Filter the listing below, copying every line in which the word "assignment" appears.

══════════

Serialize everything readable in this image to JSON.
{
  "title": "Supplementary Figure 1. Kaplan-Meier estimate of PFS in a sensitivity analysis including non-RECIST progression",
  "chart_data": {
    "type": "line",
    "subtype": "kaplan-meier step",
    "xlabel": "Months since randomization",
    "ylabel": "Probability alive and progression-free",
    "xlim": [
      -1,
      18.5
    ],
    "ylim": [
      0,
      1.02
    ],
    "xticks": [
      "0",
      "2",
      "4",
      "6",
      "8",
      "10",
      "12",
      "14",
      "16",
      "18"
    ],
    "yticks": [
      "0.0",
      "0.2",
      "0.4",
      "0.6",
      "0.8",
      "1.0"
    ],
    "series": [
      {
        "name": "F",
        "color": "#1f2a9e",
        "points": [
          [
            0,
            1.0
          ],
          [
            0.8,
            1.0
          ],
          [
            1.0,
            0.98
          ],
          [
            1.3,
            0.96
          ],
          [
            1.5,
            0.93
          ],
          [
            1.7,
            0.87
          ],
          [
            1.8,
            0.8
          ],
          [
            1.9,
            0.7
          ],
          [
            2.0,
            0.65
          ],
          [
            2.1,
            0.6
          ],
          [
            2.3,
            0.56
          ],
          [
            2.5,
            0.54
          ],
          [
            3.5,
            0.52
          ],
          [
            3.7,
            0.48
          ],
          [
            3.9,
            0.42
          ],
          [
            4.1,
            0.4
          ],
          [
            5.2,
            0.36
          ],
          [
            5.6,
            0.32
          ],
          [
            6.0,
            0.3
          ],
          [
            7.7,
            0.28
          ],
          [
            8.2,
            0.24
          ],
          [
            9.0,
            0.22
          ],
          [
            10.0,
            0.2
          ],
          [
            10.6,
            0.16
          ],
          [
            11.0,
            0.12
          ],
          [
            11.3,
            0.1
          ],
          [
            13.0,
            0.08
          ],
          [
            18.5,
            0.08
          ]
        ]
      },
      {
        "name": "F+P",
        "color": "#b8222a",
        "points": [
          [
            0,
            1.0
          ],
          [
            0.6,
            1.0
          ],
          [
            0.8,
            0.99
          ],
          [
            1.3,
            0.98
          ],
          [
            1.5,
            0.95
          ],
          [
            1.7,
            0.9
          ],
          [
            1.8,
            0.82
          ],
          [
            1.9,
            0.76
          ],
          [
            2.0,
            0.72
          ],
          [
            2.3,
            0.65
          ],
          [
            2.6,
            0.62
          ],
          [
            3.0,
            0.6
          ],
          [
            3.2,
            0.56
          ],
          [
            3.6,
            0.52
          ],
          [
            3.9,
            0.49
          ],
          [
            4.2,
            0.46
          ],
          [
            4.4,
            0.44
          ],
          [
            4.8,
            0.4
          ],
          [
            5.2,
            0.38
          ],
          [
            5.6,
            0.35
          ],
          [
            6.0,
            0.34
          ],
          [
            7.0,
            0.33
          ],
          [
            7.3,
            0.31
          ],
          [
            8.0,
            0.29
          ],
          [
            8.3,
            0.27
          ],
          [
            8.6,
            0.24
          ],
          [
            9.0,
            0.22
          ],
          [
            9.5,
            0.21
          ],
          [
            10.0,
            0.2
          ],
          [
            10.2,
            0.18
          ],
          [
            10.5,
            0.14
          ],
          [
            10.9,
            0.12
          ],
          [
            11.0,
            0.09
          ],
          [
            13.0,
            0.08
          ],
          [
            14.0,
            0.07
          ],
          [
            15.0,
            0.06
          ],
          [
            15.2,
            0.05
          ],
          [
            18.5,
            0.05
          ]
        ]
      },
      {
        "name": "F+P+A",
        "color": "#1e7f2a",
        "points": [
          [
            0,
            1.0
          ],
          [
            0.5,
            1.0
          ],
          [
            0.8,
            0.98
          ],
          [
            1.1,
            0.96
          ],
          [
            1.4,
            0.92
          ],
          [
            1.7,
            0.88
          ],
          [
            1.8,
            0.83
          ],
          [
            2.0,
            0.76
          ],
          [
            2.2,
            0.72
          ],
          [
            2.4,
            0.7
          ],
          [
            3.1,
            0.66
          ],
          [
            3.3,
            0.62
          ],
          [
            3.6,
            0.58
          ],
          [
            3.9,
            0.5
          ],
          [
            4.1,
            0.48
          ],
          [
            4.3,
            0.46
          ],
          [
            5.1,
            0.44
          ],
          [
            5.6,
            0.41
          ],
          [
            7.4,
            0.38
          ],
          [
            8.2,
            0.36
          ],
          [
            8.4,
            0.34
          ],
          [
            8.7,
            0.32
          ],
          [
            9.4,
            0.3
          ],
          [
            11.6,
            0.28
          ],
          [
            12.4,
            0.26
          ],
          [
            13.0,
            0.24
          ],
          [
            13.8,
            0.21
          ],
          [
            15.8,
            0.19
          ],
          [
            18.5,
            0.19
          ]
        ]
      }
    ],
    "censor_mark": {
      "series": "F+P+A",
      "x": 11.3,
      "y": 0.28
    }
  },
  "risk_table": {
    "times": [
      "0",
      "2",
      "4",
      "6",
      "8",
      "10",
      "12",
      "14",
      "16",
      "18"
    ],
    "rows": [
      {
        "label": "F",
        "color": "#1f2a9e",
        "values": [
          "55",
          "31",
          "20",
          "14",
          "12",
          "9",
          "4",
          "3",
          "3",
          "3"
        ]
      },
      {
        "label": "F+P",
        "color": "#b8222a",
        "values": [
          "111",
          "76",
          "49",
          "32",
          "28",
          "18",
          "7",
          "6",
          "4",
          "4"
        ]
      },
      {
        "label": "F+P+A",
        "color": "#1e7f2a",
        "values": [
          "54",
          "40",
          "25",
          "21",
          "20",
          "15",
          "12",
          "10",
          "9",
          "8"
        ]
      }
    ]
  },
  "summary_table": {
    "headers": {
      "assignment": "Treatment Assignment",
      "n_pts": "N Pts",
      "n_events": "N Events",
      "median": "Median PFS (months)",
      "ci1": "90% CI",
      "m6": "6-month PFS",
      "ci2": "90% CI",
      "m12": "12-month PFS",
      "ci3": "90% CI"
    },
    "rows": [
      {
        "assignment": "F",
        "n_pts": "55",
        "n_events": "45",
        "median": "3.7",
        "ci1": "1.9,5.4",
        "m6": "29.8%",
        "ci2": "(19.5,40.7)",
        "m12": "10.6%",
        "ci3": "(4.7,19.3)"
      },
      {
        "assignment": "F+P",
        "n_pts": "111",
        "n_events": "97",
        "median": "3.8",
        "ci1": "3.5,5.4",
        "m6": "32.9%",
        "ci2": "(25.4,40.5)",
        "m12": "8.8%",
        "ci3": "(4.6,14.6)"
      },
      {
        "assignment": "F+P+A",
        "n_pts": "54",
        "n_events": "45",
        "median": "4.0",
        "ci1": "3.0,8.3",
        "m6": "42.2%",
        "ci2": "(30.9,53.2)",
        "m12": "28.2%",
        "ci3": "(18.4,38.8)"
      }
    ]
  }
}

══════════

FINISHED ANSWER:
      "assignment": "Treatment Assignment",
        "assignment": "F",
        "assignment": "F+P",
        "assignment": "F+P+A",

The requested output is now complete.